*THE REQUEST*.
Find the string "What" and gather every line that holds it.

BEGIN INFORMATION GIVEN

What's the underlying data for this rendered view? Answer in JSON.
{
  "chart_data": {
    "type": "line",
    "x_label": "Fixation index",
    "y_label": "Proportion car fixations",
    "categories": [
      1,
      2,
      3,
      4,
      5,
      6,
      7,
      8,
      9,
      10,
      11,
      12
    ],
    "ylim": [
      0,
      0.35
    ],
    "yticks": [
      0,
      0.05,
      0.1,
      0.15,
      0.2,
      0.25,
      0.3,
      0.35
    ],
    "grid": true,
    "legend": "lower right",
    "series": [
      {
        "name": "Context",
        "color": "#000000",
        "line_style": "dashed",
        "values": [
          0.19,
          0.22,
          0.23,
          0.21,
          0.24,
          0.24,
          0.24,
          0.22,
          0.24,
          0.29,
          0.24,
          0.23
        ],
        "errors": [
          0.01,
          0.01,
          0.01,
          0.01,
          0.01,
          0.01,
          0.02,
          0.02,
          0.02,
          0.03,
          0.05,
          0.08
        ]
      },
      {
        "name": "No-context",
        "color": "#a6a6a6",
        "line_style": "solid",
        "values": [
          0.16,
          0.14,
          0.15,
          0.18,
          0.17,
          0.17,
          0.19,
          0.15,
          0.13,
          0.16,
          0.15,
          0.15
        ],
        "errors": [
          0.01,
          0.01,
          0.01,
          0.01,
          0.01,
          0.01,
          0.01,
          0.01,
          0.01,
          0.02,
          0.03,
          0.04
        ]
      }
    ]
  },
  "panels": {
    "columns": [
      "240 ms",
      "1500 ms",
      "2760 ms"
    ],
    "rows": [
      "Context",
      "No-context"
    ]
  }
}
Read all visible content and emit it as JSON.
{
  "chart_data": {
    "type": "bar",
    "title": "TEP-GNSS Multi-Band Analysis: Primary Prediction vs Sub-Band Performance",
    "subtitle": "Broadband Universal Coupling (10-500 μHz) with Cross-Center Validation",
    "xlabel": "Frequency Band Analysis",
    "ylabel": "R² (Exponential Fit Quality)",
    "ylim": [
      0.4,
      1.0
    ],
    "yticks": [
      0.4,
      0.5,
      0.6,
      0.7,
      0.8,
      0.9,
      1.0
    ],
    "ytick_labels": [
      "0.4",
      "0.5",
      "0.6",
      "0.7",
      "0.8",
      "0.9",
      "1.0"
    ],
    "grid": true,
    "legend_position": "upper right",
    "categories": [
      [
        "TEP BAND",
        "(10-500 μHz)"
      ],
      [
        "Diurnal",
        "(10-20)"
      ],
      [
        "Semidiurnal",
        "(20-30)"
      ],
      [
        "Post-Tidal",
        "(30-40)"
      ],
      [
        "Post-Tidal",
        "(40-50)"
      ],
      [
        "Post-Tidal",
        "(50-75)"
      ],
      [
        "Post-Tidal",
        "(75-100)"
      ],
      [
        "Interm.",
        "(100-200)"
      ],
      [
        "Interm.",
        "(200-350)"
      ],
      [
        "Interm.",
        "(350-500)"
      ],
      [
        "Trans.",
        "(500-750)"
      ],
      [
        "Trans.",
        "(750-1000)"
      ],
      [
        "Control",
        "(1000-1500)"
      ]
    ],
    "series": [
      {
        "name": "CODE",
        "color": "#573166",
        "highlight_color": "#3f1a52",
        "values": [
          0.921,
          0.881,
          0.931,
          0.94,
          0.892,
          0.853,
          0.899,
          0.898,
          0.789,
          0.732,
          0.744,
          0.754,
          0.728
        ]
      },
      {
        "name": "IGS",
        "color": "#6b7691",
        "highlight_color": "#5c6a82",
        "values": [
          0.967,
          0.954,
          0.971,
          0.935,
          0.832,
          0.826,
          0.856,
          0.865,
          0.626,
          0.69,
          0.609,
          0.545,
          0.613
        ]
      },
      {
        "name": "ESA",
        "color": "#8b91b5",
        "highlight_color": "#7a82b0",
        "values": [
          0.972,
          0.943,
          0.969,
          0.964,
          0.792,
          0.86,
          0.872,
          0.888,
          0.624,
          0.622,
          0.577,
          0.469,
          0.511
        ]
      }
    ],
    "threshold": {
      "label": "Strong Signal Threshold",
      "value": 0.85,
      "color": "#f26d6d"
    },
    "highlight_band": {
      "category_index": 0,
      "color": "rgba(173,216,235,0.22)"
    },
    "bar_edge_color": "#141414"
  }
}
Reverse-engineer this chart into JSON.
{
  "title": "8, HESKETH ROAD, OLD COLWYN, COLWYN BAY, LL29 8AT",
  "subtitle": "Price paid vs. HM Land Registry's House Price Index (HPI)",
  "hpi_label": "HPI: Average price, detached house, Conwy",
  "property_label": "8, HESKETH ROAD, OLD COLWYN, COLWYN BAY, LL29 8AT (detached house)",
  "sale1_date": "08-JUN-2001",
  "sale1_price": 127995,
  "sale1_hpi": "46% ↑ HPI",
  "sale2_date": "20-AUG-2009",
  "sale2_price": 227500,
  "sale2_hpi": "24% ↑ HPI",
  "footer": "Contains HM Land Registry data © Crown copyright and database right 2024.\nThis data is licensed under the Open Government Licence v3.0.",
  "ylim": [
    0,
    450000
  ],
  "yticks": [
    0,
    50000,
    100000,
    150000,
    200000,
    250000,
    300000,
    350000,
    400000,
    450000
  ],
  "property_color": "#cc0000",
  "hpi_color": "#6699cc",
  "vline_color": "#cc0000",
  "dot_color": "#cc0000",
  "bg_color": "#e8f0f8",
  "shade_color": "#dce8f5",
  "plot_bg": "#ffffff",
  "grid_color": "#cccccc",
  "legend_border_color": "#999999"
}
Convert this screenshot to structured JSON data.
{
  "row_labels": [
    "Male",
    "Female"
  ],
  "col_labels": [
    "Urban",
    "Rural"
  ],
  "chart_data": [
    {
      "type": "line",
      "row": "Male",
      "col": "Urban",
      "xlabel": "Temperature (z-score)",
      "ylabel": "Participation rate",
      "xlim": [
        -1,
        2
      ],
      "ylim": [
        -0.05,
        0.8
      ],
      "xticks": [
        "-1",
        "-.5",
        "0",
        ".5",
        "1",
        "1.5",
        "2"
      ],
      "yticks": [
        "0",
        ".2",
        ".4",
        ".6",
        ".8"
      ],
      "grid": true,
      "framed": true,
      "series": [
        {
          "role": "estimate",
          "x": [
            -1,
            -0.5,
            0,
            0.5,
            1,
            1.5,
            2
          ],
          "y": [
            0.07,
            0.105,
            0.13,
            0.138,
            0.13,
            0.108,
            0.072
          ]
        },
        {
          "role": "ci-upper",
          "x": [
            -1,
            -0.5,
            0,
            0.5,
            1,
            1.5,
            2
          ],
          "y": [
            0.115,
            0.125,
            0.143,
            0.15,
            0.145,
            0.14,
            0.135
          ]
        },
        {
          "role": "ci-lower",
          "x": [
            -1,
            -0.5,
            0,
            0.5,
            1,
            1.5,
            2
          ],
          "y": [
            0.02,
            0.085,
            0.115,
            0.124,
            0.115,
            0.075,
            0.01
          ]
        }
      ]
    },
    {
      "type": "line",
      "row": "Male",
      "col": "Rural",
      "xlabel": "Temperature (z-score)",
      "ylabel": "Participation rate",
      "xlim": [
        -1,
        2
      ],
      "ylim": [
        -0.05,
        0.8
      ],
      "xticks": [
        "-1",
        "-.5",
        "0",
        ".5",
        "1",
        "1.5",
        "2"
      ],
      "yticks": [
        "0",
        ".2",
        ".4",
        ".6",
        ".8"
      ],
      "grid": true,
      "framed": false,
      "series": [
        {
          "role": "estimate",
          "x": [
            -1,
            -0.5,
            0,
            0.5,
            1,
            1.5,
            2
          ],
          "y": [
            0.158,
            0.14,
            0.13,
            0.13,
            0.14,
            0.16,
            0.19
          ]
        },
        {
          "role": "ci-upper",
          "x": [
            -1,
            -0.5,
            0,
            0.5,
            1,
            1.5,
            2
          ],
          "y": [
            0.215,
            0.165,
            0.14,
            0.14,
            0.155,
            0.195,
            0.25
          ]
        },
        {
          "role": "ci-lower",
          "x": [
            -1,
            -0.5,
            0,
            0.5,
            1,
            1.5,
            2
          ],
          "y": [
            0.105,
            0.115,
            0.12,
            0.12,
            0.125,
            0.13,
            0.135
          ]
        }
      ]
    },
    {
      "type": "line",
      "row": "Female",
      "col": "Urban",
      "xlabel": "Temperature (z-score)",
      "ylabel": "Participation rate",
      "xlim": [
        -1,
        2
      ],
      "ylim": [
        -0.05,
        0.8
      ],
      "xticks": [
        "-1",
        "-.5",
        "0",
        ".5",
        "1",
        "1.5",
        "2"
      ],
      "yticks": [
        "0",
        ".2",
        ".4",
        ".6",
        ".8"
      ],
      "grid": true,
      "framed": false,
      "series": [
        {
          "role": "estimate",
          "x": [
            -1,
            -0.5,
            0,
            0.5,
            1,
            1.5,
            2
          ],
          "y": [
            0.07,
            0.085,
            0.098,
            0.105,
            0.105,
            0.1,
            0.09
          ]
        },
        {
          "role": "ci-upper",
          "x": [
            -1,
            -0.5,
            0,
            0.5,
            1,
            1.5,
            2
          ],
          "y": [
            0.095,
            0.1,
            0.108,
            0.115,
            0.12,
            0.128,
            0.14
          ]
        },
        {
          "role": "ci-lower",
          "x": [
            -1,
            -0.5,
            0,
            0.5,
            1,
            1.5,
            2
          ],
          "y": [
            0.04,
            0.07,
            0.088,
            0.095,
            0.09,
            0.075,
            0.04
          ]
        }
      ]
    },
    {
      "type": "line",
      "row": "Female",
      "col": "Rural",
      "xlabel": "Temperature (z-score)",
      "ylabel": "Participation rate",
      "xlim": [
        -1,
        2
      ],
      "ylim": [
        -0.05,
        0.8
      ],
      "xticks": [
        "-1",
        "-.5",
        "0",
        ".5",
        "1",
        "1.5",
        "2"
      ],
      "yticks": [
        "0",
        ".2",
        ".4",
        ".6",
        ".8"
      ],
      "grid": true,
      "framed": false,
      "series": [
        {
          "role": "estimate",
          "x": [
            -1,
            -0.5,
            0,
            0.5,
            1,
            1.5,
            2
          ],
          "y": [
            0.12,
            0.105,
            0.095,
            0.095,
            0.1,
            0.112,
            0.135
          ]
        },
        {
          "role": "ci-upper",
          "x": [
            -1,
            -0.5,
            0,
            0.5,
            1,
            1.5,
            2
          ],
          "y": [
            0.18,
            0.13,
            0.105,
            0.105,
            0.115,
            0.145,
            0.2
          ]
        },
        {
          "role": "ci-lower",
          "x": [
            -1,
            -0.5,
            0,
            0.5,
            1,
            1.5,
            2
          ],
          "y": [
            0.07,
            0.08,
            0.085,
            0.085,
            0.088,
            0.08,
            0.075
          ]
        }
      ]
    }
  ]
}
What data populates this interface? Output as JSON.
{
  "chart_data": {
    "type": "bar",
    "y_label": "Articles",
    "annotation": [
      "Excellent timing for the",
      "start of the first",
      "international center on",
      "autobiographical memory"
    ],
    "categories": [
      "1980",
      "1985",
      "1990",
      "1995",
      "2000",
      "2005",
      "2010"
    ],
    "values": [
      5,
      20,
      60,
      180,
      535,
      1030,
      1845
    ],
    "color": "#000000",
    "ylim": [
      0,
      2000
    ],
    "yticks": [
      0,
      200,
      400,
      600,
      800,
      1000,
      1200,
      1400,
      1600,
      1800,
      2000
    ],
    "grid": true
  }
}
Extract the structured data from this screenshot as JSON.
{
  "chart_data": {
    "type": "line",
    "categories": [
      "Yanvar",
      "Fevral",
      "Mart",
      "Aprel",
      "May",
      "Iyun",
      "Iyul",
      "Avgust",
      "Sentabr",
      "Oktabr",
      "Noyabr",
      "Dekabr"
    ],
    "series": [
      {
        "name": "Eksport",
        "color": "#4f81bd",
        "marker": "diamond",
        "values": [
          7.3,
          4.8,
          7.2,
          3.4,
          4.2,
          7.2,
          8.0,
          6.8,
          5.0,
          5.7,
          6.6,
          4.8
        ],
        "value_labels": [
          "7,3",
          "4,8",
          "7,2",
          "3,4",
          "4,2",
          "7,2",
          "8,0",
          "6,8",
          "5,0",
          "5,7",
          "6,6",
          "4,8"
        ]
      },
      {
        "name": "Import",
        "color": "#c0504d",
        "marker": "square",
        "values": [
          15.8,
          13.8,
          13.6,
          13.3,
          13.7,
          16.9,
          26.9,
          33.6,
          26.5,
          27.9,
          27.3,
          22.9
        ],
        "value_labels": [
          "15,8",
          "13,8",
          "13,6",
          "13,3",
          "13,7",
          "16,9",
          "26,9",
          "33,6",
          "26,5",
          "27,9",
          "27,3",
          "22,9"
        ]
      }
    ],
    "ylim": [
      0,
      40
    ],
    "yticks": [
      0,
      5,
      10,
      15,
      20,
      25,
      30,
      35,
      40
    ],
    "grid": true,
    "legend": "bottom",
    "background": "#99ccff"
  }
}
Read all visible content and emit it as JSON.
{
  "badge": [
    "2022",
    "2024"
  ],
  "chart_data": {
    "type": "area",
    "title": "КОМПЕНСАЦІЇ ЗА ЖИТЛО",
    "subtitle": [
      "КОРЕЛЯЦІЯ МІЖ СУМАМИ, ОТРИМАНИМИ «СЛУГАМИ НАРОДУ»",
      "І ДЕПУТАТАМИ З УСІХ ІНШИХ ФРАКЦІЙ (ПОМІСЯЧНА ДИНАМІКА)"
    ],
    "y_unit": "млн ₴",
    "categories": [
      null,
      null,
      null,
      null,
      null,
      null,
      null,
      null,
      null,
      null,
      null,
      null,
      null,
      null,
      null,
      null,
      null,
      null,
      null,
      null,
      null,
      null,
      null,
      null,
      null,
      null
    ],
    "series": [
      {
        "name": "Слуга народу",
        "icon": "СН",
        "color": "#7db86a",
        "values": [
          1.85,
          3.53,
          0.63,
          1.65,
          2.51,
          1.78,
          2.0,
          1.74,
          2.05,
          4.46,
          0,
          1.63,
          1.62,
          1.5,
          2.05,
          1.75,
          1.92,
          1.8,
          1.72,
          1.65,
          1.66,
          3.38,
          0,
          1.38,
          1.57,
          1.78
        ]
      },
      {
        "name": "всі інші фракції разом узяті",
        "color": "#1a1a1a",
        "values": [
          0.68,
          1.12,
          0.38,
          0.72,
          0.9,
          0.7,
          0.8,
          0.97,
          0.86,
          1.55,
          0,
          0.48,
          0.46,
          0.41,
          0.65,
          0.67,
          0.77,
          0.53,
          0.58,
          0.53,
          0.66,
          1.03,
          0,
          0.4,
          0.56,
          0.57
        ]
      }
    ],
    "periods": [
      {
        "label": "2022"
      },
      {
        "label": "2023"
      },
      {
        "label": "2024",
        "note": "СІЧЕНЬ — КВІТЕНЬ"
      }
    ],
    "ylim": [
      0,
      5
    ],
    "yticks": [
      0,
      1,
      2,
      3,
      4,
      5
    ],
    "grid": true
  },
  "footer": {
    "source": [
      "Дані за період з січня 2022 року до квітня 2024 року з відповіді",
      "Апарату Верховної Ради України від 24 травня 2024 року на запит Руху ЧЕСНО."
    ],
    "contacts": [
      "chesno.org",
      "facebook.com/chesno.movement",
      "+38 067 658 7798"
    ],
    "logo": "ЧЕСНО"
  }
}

END INFORMATION GIVEN

*EXERCISE RESPONSE*.
What's the underlying data for this rendered view? Answer in JSON.
What data populates this interface? Output as JSON.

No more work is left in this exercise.